### EXERCISE DESCRIPTION:
Without including any pictures, write out the listing below exactly.

### SUPPLIED DATA:

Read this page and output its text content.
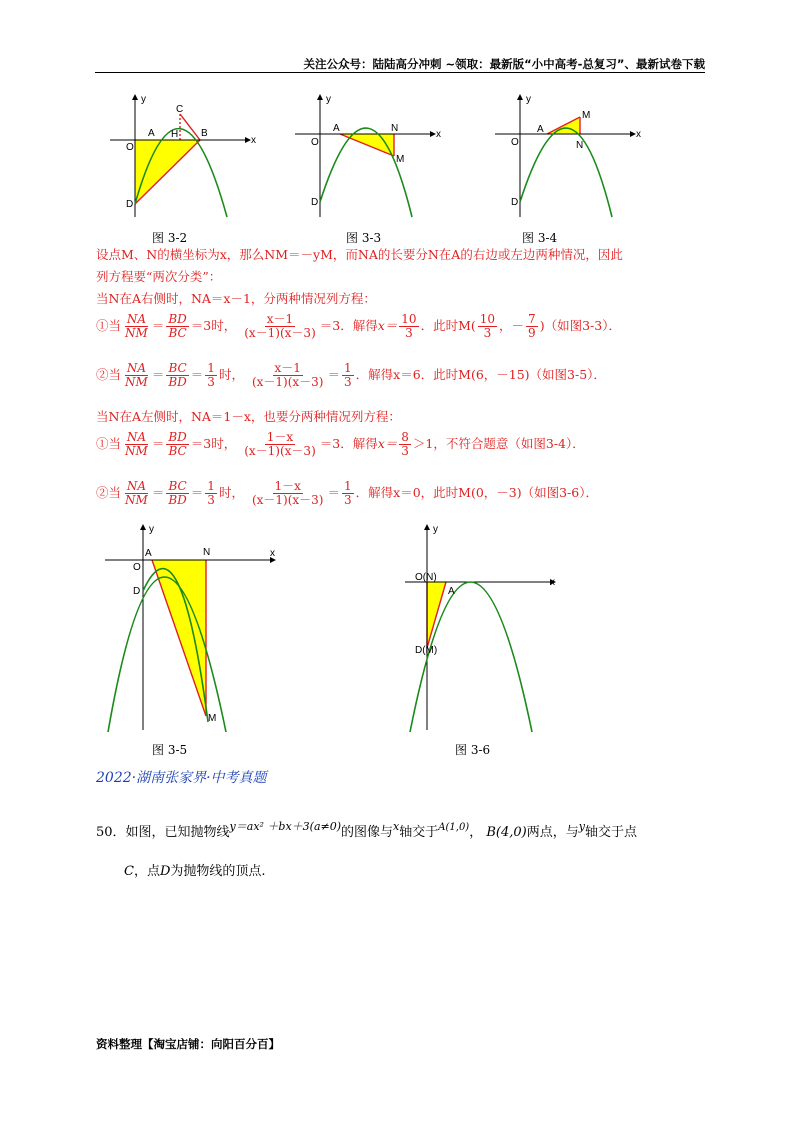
关注公众号：陆陆高分冲刺 ~领取：最新版“小中高考-总复习”、最新试卷下载
y
x
O
A	B
C
H
D
图 3-2
y
x
O
A	N
M
D
图 3-3
y
x
O
A
N
M
D
图 3-4
设点M、N的横坐标为x，那么NM＝－yM，而NA的长要分N在A的右边或左边两种情况，因此
列方程要“两次分类”：
当N在A右侧时，NA＝x－1，分两种情况列方程：
①当 $\frac{NA}{NM} = \frac{BD}{BC} =3$时， $\frac{x-1}{(x-1)(x-3)} =3$．解得$x= \frac{10}{3}$ ．此时$M( \frac{10}{3}$ ，－ $\frac{7}{9}$ )（如图3-3）．
②当 $\frac{NA}{NM} = \frac{BC}{BD} = \frac{1}{3}$ 时， $\frac{x-1}{(x-1)(x-3)} = \frac{1}{3}$ ．解得x＝6．此时M(6，－15)（如图3-5）．
当N在A左侧时，NA＝1－x，也要分两种情况列方程：
①当 $\frac{NA}{NM} = \frac{BD}{BC} =3$时， $\frac{1-x}{(x-1)(x-3)} =3$．解得$x= \frac{8}{3} >1$，不符合题意（如图3-4）．
②当 $\frac{NA}{NM} = \frac{BC}{BD} = \frac{1}{3}$ 时， $\frac{1-x}{(x-1)(x-3)} = \frac{1}{3}$ ．解得x＝0，此时M(0，－3)（如图3-6）．
y
x
O
A	N
M
D
图 3-5
y
x
O(N)
A
D(M)
图 3-6
2022·湖南张家界·中考真题
50．如图，已知抛物线$^{y=ax^2 +bx+3(a\ne 0)}$的图像与$^x$轴交于$^{A(1,0)}$， B(4,0)两点，与$^y$轴交于点
C，点D为抛物线的顶点.
资料整理【淘宝店铺：向阳百分百】
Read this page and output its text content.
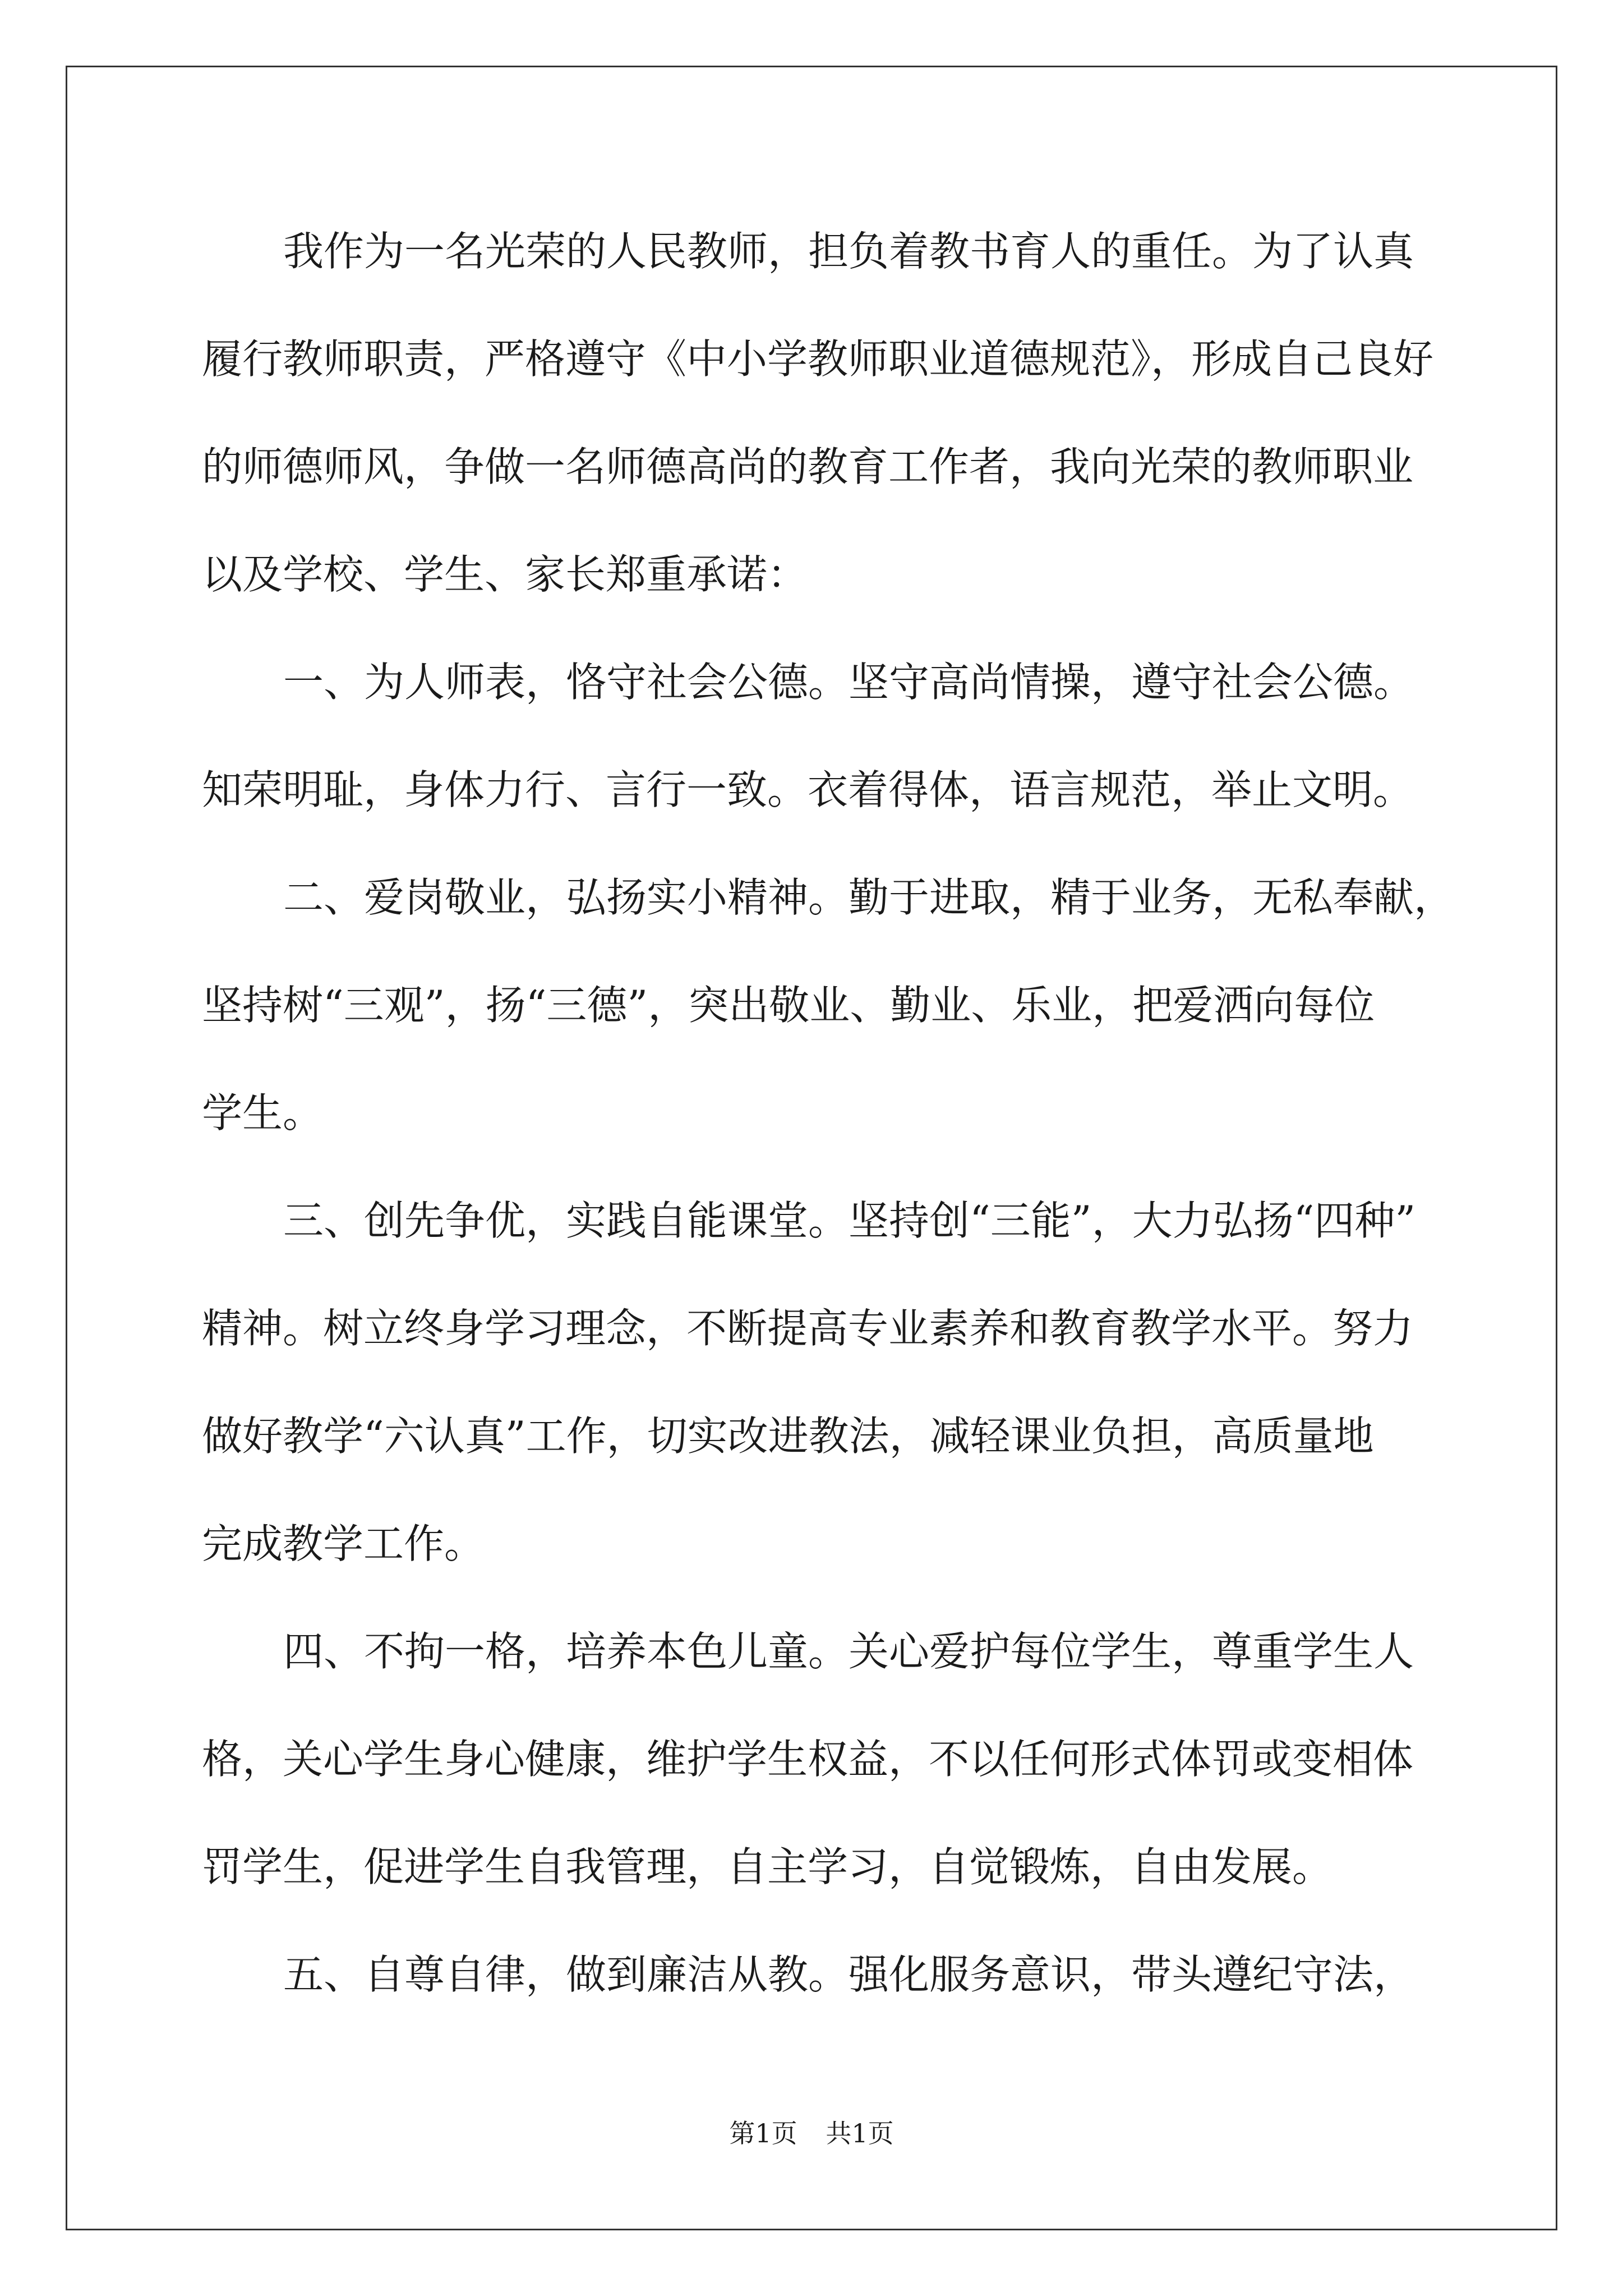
我作为一名光荣的人民教师，担负着教书育人的重任。为了认真
履行教师职责，严格遵守《中小学教师职业道德规范》，形成自己良好
的师德师风，争做一名师德高尚的教育工作者，我向光荣的教师职业
以及学校、学生、家长郑重承诺：
一、为人师表，恪守社会公德。坚守高尚情操，遵守社会公德。
知荣明耻，身体力行、言行一致。衣着得体，语言规范，举止文明。
二、爱岗敬业，弘扬实小精神。勤于进取，精于业务，无私奉献，
坚持树“三观”，扬“三德”，突出敬业、勤业、乐业，把爱洒向每位
学生。
三、创先争优，实践自能课堂。坚持创“三能”，大力弘扬“四种”
精神。树立终身学习理念，不断提高专业素养和教育教学水平。努力
做好教学“六认真”工作，切实改进教法，减轻课业负担，高质量地
完成教学工作。
四、不拘一格，培养本色儿童。关心爱护每位学生，尊重学生人
格，关心学生身心健康，维护学生权益，不以任何形式体罚或变相体
罚学生，促进学生自我管理，自主学习，自觉锻炼，自由发展。
五、自尊自律，做到廉洁从教。强化服务意识，带头遵纪守法，
第1页 共1页
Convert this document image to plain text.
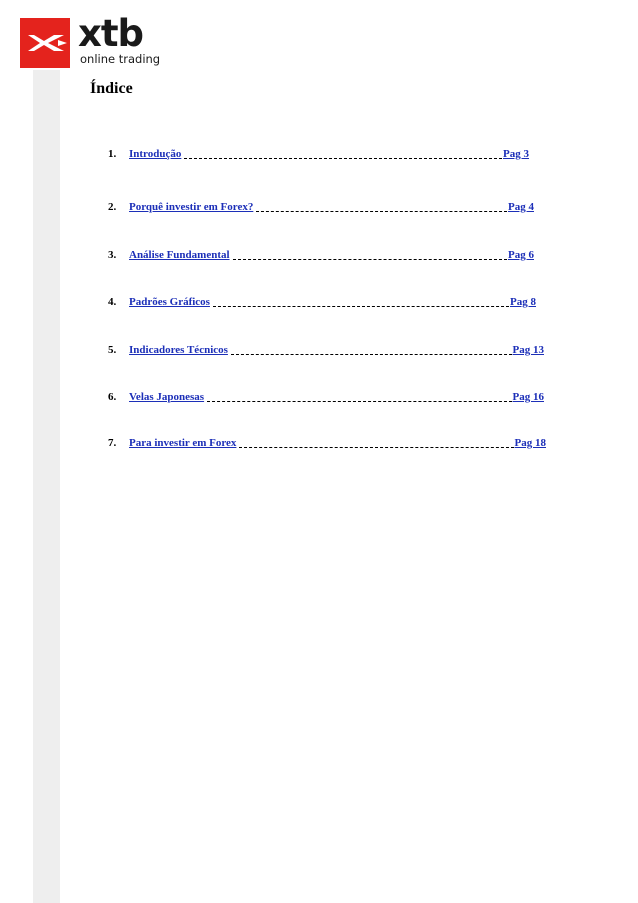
xtb
online trading
Índice
1.	Introdução	Pag 3
2.	Porquê investir em Forex?	Pag 4
3.	Análise Fundamental	Pag 6
4.	Padrões Gráficos	Pag 8
5.	Indicadores Técnicos	Pag 13
6.	Velas Japonesas	Pag 16
7.	Para investir em Forex	Pag 18
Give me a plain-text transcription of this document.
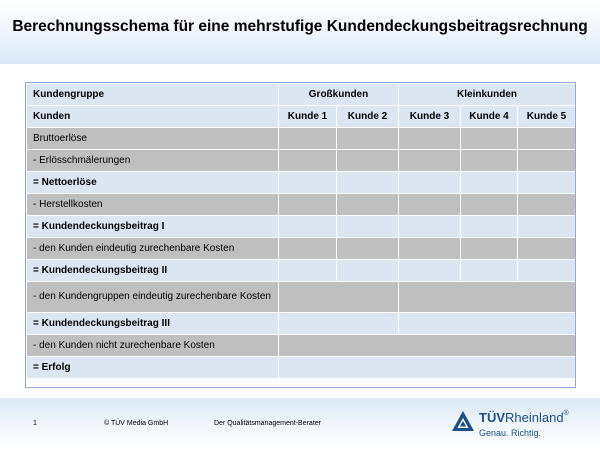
Berechnungsschema für eine mehrstufige Kundendeckungsbeitragsrechnung
Kundengruppe	Großkunden		Kleinkunden		
Kunden	Kunde 1	Kunde 2	Kunde 3	Kunde 4	Kunde 5
Bruttoerlöse					
- Erlösschmälerungen					
= Nettoerlöse					
- Herstellkosten					
= Kundendeckungsbeitrag I					
- den Kunden eindeutig zurechenbare Kosten					
= Kundendeckungsbeitrag II					
- den Kundengruppen eindeutig zurechenbare Kosten					
= Kundendeckungsbeitrag III					
- den Kunden nicht zurechenbare Kosten					
= Erfolg					
1	© TÜV Media GmbH	Der Qualitätsmanagement-Berater	TÜVRheinland®
Genau. Richtig.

### EXERCISE SOLUTION:
Read this page and output its text content.
关注公众号：陆陆高分冲刺 ~领取：最新版“小中高考-总复习”、最新试卷下载
y
x
O
A	B
C
H
D
图 3-2
y
x
O
A	N
M
D
图 3-3
y
x
O
A
N
M
D
图 3-4
设点M、N的横坐标为x，那么NM＝－yM，而NA的长要分N在A的右边或左边两种情况，因此
列方程要“两次分类”：
当N在A右侧时，NA＝x－1，分两种情况列方程：
①当 $\frac{NA}{NM} = \frac{BD}{BC} =3$时， $\frac{x-1}{(x-1)(x-3)} =3$．解得$x= \frac{10}{3}$ ．此时$M( \frac{10}{3}$ ，－ $\frac{7}{9}$ )（如图3-3）．
②当 $\frac{NA}{NM} = \frac{BC}{BD} = \frac{1}{3}$ 时， $\frac{x-1}{(x-1)(x-3)} = \frac{1}{3}$ ．解得x＝6．此时M(6，－15)（如图3-5）．
当N在A左侧时，NA＝1－x，也要分两种情况列方程：
①当 $\frac{NA}{NM} = \frac{BD}{BC} =3$时， $\frac{1-x}{(x-1)(x-3)} =3$．解得$x= \frac{8}{3} >1$，不符合题意（如图3-4）．
②当 $\frac{NA}{NM} = \frac{BC}{BD} = \frac{1}{3}$ 时， $\frac{1-x}{(x-1)(x-3)} = \frac{1}{3}$ ．解得x＝0，此时M(0，－3)（如图3-6）．
y
x
O
A	N
M
D
图 3-5
y
x
O(N)
A
D(M)
图 3-6
2022·湖南张家界·中考真题
50．如图，已知抛物线$^{y=ax^2 +bx+3(a\ne 0)}$的图像与$^x$轴交于$^{A(1,0)}$， B(4,0)两点，与$^y$轴交于点
C，点D为抛物线的顶点.
资料整理【淘宝店铺：向阳百分百】
Read this page and output its text content.
我作为一名光荣的人民教师，担负着教书育人的重任。为了认真
履行教师职责，严格遵守《中小学教师职业道德规范》，形成自己良好
的师德师风，争做一名师德高尚的教育工作者，我向光荣的教师职业
以及学校、学生、家长郑重承诺：
一、为人师表，恪守社会公德。坚守高尚情操，遵守社会公德。
知荣明耻，身体力行、言行一致。衣着得体，语言规范，举止文明。
二、爱岗敬业，弘扬实小精神。勤于进取，精于业务，无私奉献，
坚持树“三观”，扬“三德”，突出敬业、勤业、乐业，把爱洒向每位
学生。
三、创先争优，实践自能课堂。坚持创“三能”，大力弘扬“四种”
精神。树立终身学习理念，不断提高专业素养和教育教学水平。努力
做好教学“六认真”工作，切实改进教法，减轻课业负担，高质量地
完成教学工作。
四、不拘一格，培养本色儿童。关心爱护每位学生，尊重学生人
格，关心学生身心健康，维护学生权益，不以任何形式体罚或变相体
罚学生，促进学生自我管理，自主学习，自觉锻炼，自由发展。
五、自尊自律，做到廉洁从教。强化服务意识，带头遵纪守法，
第1页 共1页
Convert this document image to plain text.
xtb
online trading
Índice
1.	Introdução	Pag 3
2.	Porquê investir em Forex?	Pag 4
3.	Análise Fundamental	Pag 6
4.	Padrões Gráficos	Pag 8
5.	Indicadores Técnicos	Pag 13
6.	Velas Japonesas	Pag 16
7.	Para investir em Forex	Pag 18
Give me a plain-text transcription of this document.
Berechnungsschema für eine mehrstufige Kundendeckungsbeitragsrechnung
Kundengruppe	Großkunden		Kleinkunden		
Kunden	Kunde 1	Kunde 2	Kunde 3	Kunde 4	Kunde 5
Bruttoerlöse					
- Erlösschmälerungen					
= Nettoerlöse					
- Herstellkosten					
= Kundendeckungsbeitrag I					
- den Kunden eindeutig zurechenbare Kosten					
= Kundendeckungsbeitrag II					
- den Kundengruppen eindeutig zurechenbare Kosten					
= Kundendeckungsbeitrag III					
- den Kunden nicht zurechenbare Kosten					
= Erfolg					
1	© TÜV Media GmbH	Der Qualitätsmanagement-Berater	TÜVRheinland®
Genau. Richtig.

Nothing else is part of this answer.